(A run of records)
--- BEGIN ---

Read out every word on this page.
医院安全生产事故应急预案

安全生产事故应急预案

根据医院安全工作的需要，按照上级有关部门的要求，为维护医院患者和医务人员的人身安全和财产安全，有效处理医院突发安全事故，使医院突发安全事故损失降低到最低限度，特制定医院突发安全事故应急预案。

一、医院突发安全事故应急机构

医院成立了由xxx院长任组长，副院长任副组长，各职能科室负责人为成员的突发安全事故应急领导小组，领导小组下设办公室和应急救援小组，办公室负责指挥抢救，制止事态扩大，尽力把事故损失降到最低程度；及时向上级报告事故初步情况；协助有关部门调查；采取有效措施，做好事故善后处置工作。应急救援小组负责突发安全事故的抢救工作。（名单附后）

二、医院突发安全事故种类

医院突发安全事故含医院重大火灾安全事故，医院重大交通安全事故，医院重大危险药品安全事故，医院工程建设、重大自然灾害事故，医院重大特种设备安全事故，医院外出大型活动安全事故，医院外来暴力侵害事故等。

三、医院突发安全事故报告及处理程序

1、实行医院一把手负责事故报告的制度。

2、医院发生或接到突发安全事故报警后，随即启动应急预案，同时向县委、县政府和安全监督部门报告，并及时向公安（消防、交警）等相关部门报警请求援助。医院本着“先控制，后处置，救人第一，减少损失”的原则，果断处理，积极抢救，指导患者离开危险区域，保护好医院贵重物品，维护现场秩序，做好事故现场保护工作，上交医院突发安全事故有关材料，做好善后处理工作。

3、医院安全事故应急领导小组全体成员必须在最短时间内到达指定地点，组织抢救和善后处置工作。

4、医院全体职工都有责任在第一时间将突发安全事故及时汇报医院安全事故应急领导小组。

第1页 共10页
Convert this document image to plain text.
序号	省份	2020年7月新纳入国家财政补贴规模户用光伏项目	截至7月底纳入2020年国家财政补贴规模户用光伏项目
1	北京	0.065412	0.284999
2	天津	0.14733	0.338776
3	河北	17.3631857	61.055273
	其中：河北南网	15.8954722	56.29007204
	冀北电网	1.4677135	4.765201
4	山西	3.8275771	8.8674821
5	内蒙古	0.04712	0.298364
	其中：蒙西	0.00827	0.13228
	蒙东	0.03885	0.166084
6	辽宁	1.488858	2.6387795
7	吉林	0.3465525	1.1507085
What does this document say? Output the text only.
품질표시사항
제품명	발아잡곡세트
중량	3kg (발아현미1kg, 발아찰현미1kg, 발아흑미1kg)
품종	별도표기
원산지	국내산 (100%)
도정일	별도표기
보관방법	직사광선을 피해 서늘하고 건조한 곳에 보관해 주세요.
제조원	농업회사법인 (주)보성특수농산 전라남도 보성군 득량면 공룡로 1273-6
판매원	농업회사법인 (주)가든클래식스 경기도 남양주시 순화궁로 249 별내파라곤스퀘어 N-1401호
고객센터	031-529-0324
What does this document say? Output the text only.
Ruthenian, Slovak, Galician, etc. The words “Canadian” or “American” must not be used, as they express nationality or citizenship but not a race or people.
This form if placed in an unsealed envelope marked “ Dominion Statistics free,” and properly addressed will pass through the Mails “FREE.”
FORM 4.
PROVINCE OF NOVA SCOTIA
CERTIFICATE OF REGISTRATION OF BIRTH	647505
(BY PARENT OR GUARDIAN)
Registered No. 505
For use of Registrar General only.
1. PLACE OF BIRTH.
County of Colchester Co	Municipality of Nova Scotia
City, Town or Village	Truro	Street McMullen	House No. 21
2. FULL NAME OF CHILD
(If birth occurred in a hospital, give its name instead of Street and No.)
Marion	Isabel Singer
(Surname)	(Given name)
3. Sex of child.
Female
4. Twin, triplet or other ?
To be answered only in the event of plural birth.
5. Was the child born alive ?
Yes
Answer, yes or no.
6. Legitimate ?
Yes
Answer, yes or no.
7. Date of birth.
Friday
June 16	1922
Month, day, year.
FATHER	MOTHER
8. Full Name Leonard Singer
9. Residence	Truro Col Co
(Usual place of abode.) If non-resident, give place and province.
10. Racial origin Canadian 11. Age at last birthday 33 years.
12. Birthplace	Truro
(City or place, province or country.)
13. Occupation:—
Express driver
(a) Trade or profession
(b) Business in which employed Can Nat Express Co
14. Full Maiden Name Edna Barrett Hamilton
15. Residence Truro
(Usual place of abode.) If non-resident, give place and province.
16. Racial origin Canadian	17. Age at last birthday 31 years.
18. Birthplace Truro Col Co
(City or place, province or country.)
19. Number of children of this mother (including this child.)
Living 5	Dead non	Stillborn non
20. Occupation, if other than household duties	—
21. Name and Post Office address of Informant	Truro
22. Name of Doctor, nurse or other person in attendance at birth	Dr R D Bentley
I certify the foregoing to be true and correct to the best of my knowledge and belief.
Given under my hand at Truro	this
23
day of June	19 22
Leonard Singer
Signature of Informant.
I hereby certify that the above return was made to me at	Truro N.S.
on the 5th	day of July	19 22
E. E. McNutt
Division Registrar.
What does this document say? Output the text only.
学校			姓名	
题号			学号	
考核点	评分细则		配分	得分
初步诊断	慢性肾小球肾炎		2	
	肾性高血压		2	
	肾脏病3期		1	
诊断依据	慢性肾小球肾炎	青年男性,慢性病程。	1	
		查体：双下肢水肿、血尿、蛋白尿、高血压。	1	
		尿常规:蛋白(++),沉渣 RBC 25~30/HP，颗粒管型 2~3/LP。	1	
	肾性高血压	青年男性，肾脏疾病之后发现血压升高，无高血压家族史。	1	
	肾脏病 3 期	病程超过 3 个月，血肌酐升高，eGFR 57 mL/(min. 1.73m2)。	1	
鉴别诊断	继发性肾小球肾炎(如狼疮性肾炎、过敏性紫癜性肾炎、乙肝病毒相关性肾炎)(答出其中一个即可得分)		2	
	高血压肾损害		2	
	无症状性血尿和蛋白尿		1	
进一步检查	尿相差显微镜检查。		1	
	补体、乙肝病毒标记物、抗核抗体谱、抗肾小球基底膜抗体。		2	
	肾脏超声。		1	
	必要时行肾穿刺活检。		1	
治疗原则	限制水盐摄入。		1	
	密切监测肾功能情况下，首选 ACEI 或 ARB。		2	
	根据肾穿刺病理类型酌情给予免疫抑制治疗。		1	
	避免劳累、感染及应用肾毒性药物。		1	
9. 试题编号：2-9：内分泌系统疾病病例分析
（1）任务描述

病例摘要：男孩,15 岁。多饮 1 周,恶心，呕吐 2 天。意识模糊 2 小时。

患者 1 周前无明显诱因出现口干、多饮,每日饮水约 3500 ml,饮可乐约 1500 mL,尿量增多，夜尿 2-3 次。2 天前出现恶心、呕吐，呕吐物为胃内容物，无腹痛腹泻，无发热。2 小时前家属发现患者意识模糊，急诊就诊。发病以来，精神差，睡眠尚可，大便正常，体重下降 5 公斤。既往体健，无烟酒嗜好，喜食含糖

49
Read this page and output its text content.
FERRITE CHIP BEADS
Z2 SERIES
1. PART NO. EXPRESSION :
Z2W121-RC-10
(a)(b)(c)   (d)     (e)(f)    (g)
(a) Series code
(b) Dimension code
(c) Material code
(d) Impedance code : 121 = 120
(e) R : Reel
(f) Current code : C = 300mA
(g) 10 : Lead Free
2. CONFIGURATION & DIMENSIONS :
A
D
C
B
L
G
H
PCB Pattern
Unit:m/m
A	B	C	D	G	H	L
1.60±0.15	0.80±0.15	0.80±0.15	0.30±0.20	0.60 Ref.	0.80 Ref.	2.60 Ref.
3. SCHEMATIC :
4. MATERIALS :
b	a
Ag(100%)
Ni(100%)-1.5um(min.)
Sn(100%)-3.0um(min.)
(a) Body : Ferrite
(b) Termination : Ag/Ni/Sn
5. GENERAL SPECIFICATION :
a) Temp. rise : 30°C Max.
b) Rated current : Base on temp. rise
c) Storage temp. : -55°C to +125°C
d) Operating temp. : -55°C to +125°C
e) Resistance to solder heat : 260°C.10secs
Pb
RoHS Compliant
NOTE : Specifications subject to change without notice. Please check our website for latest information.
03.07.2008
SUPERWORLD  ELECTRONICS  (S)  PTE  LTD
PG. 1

--- END ---

_Set task:_ Write out every line of the data that holds the word "Read".

_Task output:_
Read out every word on this page.
Read this page and output its text content.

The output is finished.